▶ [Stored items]
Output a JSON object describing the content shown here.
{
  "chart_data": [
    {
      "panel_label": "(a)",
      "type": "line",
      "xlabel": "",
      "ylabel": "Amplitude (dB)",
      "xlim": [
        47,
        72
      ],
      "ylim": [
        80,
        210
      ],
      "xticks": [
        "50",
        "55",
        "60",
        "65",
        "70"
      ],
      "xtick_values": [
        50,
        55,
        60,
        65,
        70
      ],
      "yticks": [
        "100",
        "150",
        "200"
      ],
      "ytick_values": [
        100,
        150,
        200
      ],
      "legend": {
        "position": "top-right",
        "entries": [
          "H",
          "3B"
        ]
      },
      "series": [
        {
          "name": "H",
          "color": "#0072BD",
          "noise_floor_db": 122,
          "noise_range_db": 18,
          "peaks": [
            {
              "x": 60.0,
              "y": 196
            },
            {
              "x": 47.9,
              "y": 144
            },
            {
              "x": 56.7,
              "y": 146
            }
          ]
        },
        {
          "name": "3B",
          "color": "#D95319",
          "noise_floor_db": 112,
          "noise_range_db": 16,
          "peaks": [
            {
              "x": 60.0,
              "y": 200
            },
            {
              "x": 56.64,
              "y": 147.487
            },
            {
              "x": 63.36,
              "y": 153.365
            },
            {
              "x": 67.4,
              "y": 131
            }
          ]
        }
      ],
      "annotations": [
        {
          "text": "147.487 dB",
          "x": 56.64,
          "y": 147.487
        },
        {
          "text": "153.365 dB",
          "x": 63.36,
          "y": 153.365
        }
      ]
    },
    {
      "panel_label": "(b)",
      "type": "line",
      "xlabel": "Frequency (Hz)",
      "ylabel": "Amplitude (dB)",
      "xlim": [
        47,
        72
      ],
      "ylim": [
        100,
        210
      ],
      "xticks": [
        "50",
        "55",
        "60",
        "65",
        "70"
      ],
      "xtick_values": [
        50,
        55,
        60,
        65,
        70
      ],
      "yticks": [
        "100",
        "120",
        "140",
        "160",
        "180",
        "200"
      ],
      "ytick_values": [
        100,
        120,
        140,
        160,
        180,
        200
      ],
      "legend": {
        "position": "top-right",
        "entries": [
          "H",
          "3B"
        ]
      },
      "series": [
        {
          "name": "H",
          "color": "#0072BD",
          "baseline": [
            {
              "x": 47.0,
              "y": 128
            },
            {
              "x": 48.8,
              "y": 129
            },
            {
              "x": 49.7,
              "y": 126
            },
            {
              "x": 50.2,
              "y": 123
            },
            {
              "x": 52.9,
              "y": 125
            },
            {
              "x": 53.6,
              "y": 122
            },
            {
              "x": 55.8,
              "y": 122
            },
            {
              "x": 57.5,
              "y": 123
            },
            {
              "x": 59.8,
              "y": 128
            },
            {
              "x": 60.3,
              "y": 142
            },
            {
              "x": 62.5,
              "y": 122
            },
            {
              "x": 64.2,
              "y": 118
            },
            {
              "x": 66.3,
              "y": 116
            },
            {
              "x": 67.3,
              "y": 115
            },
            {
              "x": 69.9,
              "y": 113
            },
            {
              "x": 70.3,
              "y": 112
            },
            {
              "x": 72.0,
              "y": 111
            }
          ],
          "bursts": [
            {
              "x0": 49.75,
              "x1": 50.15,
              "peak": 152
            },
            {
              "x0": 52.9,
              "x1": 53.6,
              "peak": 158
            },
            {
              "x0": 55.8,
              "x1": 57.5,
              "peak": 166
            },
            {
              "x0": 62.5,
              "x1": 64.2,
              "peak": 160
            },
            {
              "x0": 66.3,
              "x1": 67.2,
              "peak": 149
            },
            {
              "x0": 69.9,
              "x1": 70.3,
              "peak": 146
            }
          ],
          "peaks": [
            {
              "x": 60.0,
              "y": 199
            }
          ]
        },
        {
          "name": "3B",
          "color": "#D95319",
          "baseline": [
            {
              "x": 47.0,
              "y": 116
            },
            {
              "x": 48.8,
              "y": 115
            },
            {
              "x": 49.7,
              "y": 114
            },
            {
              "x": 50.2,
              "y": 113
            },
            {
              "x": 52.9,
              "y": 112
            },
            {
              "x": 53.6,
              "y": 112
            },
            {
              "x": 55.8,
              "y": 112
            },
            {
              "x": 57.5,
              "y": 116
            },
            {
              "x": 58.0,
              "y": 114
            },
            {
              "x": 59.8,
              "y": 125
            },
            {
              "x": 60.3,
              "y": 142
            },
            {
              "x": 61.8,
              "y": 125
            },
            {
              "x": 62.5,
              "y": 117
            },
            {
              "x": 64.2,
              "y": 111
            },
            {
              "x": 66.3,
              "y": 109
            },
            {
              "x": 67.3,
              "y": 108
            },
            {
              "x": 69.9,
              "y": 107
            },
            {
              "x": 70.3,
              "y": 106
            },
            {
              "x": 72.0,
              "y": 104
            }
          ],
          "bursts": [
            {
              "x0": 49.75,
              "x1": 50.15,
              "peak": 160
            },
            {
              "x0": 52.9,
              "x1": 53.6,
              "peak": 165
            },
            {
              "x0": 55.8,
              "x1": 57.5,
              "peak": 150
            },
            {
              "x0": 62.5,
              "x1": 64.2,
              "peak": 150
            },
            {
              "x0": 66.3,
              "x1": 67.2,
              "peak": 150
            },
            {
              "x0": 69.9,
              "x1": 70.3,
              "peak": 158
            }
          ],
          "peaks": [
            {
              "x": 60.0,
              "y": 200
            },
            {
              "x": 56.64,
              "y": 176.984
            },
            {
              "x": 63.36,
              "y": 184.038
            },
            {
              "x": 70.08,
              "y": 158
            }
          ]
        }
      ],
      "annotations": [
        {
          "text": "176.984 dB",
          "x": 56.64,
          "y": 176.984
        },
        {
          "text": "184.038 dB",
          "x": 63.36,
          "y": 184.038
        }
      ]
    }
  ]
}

▶ [WRITTEN TASK] Restate every entry word for word.

▶ [ANSWER FOR THE TASK]
Output a JSON object describing the content shown here.
{
  "chart_data": [
    {
      "panel_label": "(a)",
      "type": "line",
      "xlabel": "",
      "ylabel": "Amplitude (dB)",
      "xlim": [
        47,
        72
      ],
      "ylim": [
        80,
        210
      ],
      "xticks": [
        "50",
        "55",
        "60",
        "65",
        "70"
      ],
      "xtick_values": [
        50,
        55,
        60,
        65,
        70
      ],
      "yticks": [
        "100",
        "150",
        "200"
      ],
      "ytick_values": [
        100,
        150,
        200
      ],
      "legend": {
        "position": "top-right",
        "entries": [
          "H",
          "3B"
        ]
      },
      "series": [
        {
          "name": "H",
          "color": "#0072BD",
          "noise_floor_db": 122,
          "noise_range_db": 18,
          "peaks": [
            {
              "x": 60.0,
              "y": 196
            },
            {
              "x": 47.9,
              "y": 144
            },
            {
              "x": 56.7,
              "y": 146
            }
          ]
        },
        {
          "name": "3B",
          "color": "#D95319",
          "noise_floor_db": 112,
          "noise_range_db": 16,
          "peaks": [
            {
              "x": 60.0,
              "y": 200
            },
            {
              "x": 56.64,
              "y": 147.487
            },
            {
              "x": 63.36,
              "y": 153.365
            },
            {
              "x": 67.4,
              "y": 131
            }
          ]
        }
      ],
      "annotations": [
        {
          "text": "147.487 dB",
          "x": 56.64,
          "y": 147.487
        },
        {
          "text": "153.365 dB",
          "x": 63.36,
          "y": 153.365
        }
      ]
    },
    {
      "panel_label": "(b)",
      "type": "line",
      "xlabel": "Frequency (Hz)",
      "ylabel": "Amplitude (dB)",
      "xlim": [
        47,
        72
      ],
      "ylim": [
        100,
        210
      ],
      "xticks": [
        "50",
        "55",
        "60",
        "65",
        "70"
      ],
      "xtick_values": [
        50,
        55,
        60,
        65,
        70
      ],
      "yticks": [
        "100",
        "120",
        "140",
        "160",
        "180",
        "200"
      ],
      "ytick_values": [
        100,
        120,
        140,
        160,
        180,
        200
      ],
      "legend": {
        "position": "top-right",
        "entries": [
          "H",
          "3B"
        ]
      },
      "series": [
        {
          "name": "H",
          "color": "#0072BD",
          "baseline": [
            {
              "x": 47.0,
              "y": 128
            },
            {
              "x": 48.8,
              "y": 129
            },
            {
              "x": 49.7,
              "y": 126
            },
            {
              "x": 50.2,
              "y": 123
            },
            {
              "x": 52.9,
              "y": 125
            },
            {
              "x": 53.6,
              "y": 122
            },
            {
              "x": 55.8,
              "y": 122
            },
            {
              "x": 57.5,
              "y": 123
            },
            {
              "x": 59.8,
              "y": 128
            },
            {
              "x": 60.3,
              "y": 142
            },
            {
              "x": 62.5,
              "y": 122
            },
            {
              "x": 64.2,
              "y": 118
            },
            {
              "x": 66.3,
              "y": 116
            },
            {
              "x": 67.3,
              "y": 115
            },
            {
              "x": 69.9,
              "y": 113
            },
            {
              "x": 70.3,
              "y": 112
            },
            {
              "x": 72.0,
              "y": 111
            }
          ],
          "bursts": [
            {
              "x0": 49.75,
              "x1": 50.15,
              "peak": 152
            },
            {
              "x0": 52.9,
              "x1": 53.6,
              "peak": 158
            },
            {
              "x0": 55.8,
              "x1": 57.5,
              "peak": 166
            },
            {
              "x0": 62.5,
              "x1": 64.2,
              "peak": 160
            },
            {
              "x0": 66.3,
              "x1": 67.2,
              "peak": 149
            },
            {
              "x0": 69.9,
              "x1": 70.3,
              "peak": 146
            }
          ],
          "peaks": [
            {
              "x": 60.0,
              "y": 199
            }
          ]
        },
        {
          "name": "3B",
          "color": "#D95319",
          "baseline": [
            {
              "x": 47.0,
              "y": 116
            },
            {
              "x": 48.8,
              "y": 115
            },
            {
              "x": 49.7,
              "y": 114
            },
            {
              "x": 50.2,
              "y": 113
            },
            {
              "x": 52.9,
              "y": 112
            },
            {
              "x": 53.6,
              "y": 112
            },
            {
              "x": 55.8,
              "y": 112
            },
            {
              "x": 57.5,
              "y": 116
            },
            {
              "x": 58.0,
              "y": 114
            },
            {
              "x": 59.8,
              "y": 125
            },
            {
              "x": 60.3,
              "y": 142
            },
            {
              "x": 61.8,
              "y": 125
            },
            {
              "x": 62.5,
              "y": 117
            },
            {
              "x": 64.2,
              "y": 111
            },
            {
              "x": 66.3,
              "y": 109
            },
            {
              "x": 67.3,
              "y": 108
            },
            {
              "x": 69.9,
              "y": 107
            },
            {
              "x": 70.3,
              "y": 106
            },
            {
              "x": 72.0,
              "y": 104
            }
          ],
          "bursts": [
            {
              "x0": 49.75,
              "x1": 50.15,
              "peak": 160
            },
            {
              "x0": 52.9,
              "x1": 53.6,
              "peak": 165
            },
            {
              "x0": 55.8,
              "x1": 57.5,
              "peak": 150
            },
            {
              "x0": 62.5,
              "x1": 64.2,
              "peak": 150
            },
            {
              "x0": 66.3,
              "x1": 67.2,
              "peak": 150
            },
            {
              "x0": 69.9,
              "x1": 70.3,
              "peak": 158
            }
          ],
          "peaks": [
            {
              "x": 60.0,
              "y": 200
            },
            {
              "x": 56.64,
              "y": 176.984
            },
            {
              "x": 63.36,
              "y": 184.038
            },
            {
              "x": 70.08,
              "y": 158
            }
          ]
        }
      ],
      "annotations": [
        {
          "text": "176.984 dB",
          "x": 56.64,
          "y": 176.984
        },
        {
          "text": "184.038 dB",
          "x": 63.36,
          "y": 184.038
        }
      ]
    }
  ]
}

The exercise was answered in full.